Dataset entries ::
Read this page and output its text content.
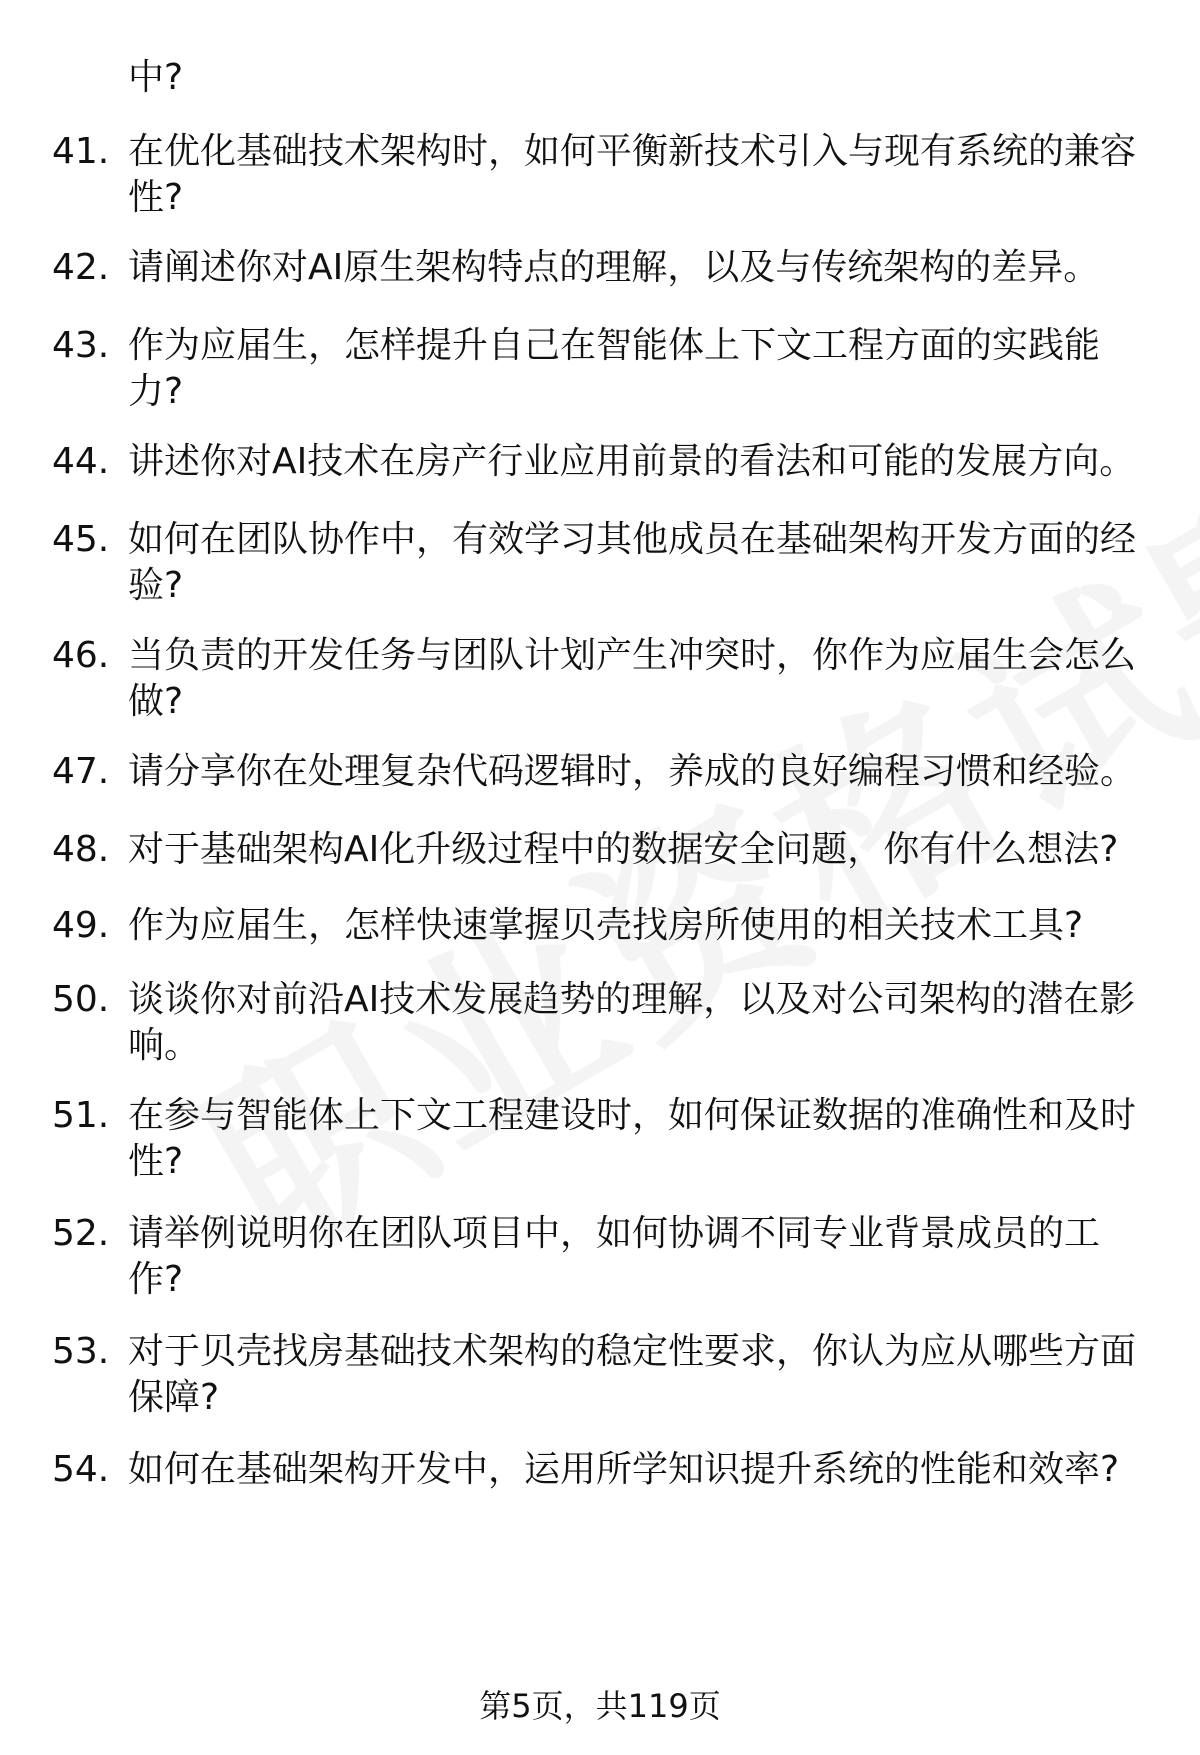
中?
41. 在优化基础技术架构时，如何平衡新技术引入与现有系统的兼容
性?
42. 请阐述你对AI原生架构特点的理解，以及与传统架构的差异。
43. 作为应届生，怎样提升自己在智能体上下文工程方面的实践能
力?
44. 讲述你对AI技术在房产行业应用前景的看法和可能的发展方向。
45. 如何在团队协作中，有效学习其他成员在基础架构开发方面的经
验?
46. 当负责的开发任务与团队计划产生冲突时，你作为应届生会怎么
做?
47. 请分享你在处理复杂代码逻辑时，养成的良好编程习惯和经验。
48. 对于基础架构AI化升级过程中的数据安全问题，你有什么想法?
49. 作为应届生，怎样快速掌握贝壳找房所使用的相关技术工具?
50. 谈谈你对前沿AI技术发展趋势的理解，以及对公司架构的潜在影
响。
51. 在参与智能体上下文工程建设时，如何保证数据的准确性和及时
性?
52. 请举例说明你在团队项目中，如何协调不同专业背景成员的工
作?
53. 对于贝壳找房基础技术架构的稳定性要求，你认为应从哪些方面
保障?
54. 如何在基础架构开发中，运用所学知识提升系统的性能和效率?
第5页，共119页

Exercise aim :: Give back every line exactly as it stands, pictures excluded.

Answer to the exercise ::
Read this page and output its text content.
中?
41. 在优化基础技术架构时，如何平衡新技术引入与现有系统的兼容
性?
42. 请阐述你对AI原生架构特点的理解，以及与传统架构的差异。
43. 作为应届生，怎样提升自己在智能体上下文工程方面的实践能
力?
44. 讲述你对AI技术在房产行业应用前景的看法和可能的发展方向。
45. 如何在团队协作中，有效学习其他成员在基础架构开发方面的经
验?
46. 当负责的开发任务与团队计划产生冲突时，你作为应届生会怎么
做?
47. 请分享你在处理复杂代码逻辑时，养成的良好编程习惯和经验。
48. 对于基础架构AI化升级过程中的数据安全问题，你有什么想法?
49. 作为应届生，怎样快速掌握贝壳找房所使用的相关技术工具?
50. 谈谈你对前沿AI技术发展趋势的理解，以及对公司架构的潜在影
响。
51. 在参与智能体上下文工程建设时，如何保证数据的准确性和及时
性?
52. 请举例说明你在团队项目中，如何协调不同专业背景成员的工
作?
53. 对于贝壳找房基础技术架构的稳定性要求，你认为应从哪些方面
保障?
54. 如何在基础架构开发中，运用所学知识提升系统的性能和效率?
第5页，共119页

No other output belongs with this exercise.